Exercise task: Please quote the material exactly, every line of it.

[Excerpt from a dataset]
..............................

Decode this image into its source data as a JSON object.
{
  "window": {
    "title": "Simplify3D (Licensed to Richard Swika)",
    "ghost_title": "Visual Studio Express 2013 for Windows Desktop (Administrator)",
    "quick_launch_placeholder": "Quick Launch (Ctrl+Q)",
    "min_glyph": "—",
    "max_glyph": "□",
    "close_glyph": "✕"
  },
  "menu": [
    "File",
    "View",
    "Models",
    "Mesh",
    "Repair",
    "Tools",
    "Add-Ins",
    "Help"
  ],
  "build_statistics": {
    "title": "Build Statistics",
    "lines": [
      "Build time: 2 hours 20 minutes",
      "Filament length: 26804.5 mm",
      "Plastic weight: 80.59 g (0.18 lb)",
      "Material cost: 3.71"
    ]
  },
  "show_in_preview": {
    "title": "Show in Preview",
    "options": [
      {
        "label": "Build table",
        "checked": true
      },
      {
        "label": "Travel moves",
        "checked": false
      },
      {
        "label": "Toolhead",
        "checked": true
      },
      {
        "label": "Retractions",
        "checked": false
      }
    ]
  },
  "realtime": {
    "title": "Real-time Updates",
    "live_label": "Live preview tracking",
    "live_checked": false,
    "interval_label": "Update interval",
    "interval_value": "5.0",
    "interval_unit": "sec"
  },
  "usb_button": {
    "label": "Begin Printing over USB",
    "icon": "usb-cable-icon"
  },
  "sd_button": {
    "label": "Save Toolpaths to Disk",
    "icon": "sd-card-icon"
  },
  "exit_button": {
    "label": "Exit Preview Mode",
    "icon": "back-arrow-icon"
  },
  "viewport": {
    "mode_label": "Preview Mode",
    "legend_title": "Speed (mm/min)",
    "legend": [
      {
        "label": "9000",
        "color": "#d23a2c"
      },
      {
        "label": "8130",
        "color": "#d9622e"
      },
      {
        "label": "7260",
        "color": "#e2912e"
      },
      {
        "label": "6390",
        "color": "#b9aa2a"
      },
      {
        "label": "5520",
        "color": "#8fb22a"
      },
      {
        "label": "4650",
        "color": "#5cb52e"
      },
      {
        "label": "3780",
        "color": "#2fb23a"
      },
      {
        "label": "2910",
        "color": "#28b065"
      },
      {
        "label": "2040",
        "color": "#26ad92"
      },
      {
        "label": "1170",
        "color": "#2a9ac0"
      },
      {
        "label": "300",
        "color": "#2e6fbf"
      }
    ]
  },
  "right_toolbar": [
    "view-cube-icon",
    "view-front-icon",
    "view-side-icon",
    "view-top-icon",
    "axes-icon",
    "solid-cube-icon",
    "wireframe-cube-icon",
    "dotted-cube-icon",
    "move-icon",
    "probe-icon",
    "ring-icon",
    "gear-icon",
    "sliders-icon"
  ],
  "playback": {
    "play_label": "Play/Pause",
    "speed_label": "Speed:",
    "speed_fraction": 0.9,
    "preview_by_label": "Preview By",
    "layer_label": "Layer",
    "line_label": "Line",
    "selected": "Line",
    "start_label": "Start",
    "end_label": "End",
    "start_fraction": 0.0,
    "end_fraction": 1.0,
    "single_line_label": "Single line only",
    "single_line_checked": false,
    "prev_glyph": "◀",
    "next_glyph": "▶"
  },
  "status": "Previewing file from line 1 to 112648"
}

..............................

Output below:
Decode this image into its source data as a JSON object.
{
  "window": {
    "title": "Simplify3D (Licensed to Richard Swika)",
    "ghost_title": "Visual Studio Express 2013 for Windows Desktop (Administrator)",
    "quick_launch_placeholder": "Quick Launch (Ctrl+Q)",
    "min_glyph": "—",
    "max_glyph": "□",
    "close_glyph": "✕"
  },
  "menu": [
    "File",
    "View",
    "Models",
    "Mesh",
    "Repair",
    "Tools",
    "Add-Ins",
    "Help"
  ],
  "build_statistics": {
    "title": "Build Statistics",
    "lines": [
      "Build time: 2 hours 20 minutes",
      "Filament length: 26804.5 mm",
      "Plastic weight: 80.59 g (0.18 lb)",
      "Material cost: 3.71"
    ]
  },
  "show_in_preview": {
    "title": "Show in Preview",
    "options": [
      {
        "label": "Build table",
        "checked": true
      },
      {
        "label": "Travel moves",
        "checked": false
      },
      {
        "label": "Toolhead",
        "checked": true
      },
      {
        "label": "Retractions",
        "checked": false
      }
    ]
  },
  "realtime": {
    "title": "Real-time Updates",
    "live_label": "Live preview tracking",
    "live_checked": false,
    "interval_label": "Update interval",
    "interval_value": "5.0",
    "interval_unit": "sec"
  },
  "usb_button": {
    "label": "Begin Printing over USB",
    "icon": "usb-cable-icon"
  },
  "sd_button": {
    "label": "Save Toolpaths to Disk",
    "icon": "sd-card-icon"
  },
  "exit_button": {
    "label": "Exit Preview Mode",
    "icon": "back-arrow-icon"
  },
  "viewport": {
    "mode_label": "Preview Mode",
    "legend_title": "Speed (mm/min)",
    "legend": [
      {
        "label": "9000",
        "color": "#d23a2c"
      },
      {
        "label": "8130",
        "color": "#d9622e"
      },
      {
        "label": "7260",
        "color": "#e2912e"
      },
      {
        "label": "6390",
        "color": "#b9aa2a"
      },
      {
        "label": "5520",
        "color": "#8fb22a"
      },
      {
        "label": "4650",
        "color": "#5cb52e"
      },
      {
        "label": "3780",
        "color": "#2fb23a"
      },
      {
        "label": "2910",
        "color": "#28b065"
      },
      {
        "label": "2040",
        "color": "#26ad92"
      },
      {
        "label": "1170",
        "color": "#2a9ac0"
      },
      {
        "label": "300",
        "color": "#2e6fbf"
      }
    ]
  },
  "right_toolbar": [
    "view-cube-icon",
    "view-front-icon",
    "view-side-icon",
    "view-top-icon",
    "axes-icon",
    "solid-cube-icon",
    "wireframe-cube-icon",
    "dotted-cube-icon",
    "move-icon",
    "probe-icon",
    "ring-icon",
    "gear-icon",
    "sliders-icon"
  ],
  "playback": {
    "play_label": "Play/Pause",
    "speed_label": "Speed:",
    "speed_fraction": 0.9,
    "preview_by_label": "Preview By",
    "layer_label": "Layer",
    "line_label": "Line",
    "selected": "Line",
    "start_label": "Start",
    "end_label": "End",
    "start_fraction": 0.0,
    "end_fraction": 1.0,
    "single_line_label": "Single line only",
    "single_line_checked": false,
    "prev_glyph": "◀",
    "next_glyph": "▶"
  },
  "status": "Previewing file from line 1 to 112648"
}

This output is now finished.